*MATERIAL TO PROCESS*.
——————————

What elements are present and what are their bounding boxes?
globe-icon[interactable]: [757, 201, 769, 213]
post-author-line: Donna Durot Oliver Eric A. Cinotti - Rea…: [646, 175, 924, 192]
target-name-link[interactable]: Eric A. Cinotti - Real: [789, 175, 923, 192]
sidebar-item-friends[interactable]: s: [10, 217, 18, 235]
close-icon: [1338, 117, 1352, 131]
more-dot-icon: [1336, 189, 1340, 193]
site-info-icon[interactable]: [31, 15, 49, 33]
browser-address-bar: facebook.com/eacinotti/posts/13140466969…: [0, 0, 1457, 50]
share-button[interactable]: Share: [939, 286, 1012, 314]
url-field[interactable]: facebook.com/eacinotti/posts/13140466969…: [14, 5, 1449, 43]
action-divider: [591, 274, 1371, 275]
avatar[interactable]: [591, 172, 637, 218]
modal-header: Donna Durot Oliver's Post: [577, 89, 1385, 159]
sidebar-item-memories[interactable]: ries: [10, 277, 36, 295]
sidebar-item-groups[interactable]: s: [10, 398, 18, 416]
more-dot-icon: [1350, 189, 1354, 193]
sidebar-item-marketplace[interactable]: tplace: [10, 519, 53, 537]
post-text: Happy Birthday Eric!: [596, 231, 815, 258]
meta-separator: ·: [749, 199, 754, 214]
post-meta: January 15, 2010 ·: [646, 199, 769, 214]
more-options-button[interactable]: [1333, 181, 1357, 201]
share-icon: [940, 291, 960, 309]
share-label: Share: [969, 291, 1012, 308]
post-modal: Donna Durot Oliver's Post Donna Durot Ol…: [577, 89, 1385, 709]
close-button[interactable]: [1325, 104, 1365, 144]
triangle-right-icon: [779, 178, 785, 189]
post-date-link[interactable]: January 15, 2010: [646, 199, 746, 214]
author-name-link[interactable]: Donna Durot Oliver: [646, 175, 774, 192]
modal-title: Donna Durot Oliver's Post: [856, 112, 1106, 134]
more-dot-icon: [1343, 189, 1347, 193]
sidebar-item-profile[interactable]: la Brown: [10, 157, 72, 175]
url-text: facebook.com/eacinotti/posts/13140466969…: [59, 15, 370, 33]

——————————

*JOB*.
Update the data above so that every occurrence of "more-dot-icon" reads "menu-dot-icon" instead, keeping everything else identical.

*EXERCISE RESULT*.
What elements are present and what are their bounding boxes?
globe-icon[interactable]: [757, 201, 769, 213]
post-author-line: Donna Durot Oliver Eric A. Cinotti - Rea…: [646, 175, 924, 192]
target-name-link[interactable]: Eric A. Cinotti - Real: [789, 175, 923, 192]
sidebar-item-friends[interactable]: s: [10, 217, 18, 235]
close-icon: [1338, 117, 1352, 131]
menu-dot-icon: [1336, 189, 1340, 193]
site-info-icon[interactable]: [31, 15, 49, 33]
browser-address-bar: facebook.com/eacinotti/posts/13140466969…: [0, 0, 1457, 50]
share-button[interactable]: Share: [939, 286, 1012, 314]
url-field[interactable]: facebook.com/eacinotti/posts/13140466969…: [14, 5, 1449, 43]
action-divider: [591, 274, 1371, 275]
avatar[interactable]: [591, 172, 637, 218]
modal-header: Donna Durot Oliver's Post: [577, 89, 1385, 159]
sidebar-item-memories[interactable]: ries: [10, 277, 36, 295]
sidebar-item-groups[interactable]: s: [10, 398, 18, 416]
menu-dot-icon: [1350, 189, 1354, 193]
sidebar-item-marketplace[interactable]: tplace: [10, 519, 53, 537]
post-text: Happy Birthday Eric!: [596, 231, 815, 258]
meta-separator: ·: [749, 199, 754, 214]
post-meta: January 15, 2010 ·: [646, 199, 769, 214]
more-options-button[interactable]: [1333, 181, 1357, 201]
share-icon: [940, 291, 960, 309]
share-label: Share: [969, 291, 1012, 308]
post-modal: Donna Durot Oliver's Post Donna Durot Ol…: [577, 89, 1385, 709]
close-button[interactable]: [1325, 104, 1365, 144]
triangle-right-icon: [779, 178, 785, 189]
post-date-link[interactable]: January 15, 2010: [646, 199, 746, 214]
author-name-link[interactable]: Donna Durot Oliver: [646, 175, 774, 192]
modal-title: Donna Durot Oliver's Post: [856, 112, 1106, 134]
menu-dot-icon: [1343, 189, 1347, 193]
sidebar-item-profile[interactable]: la Brown: [10, 157, 72, 175]
url-text: facebook.com/eacinotti/posts/13140466969…: [59, 15, 370, 33]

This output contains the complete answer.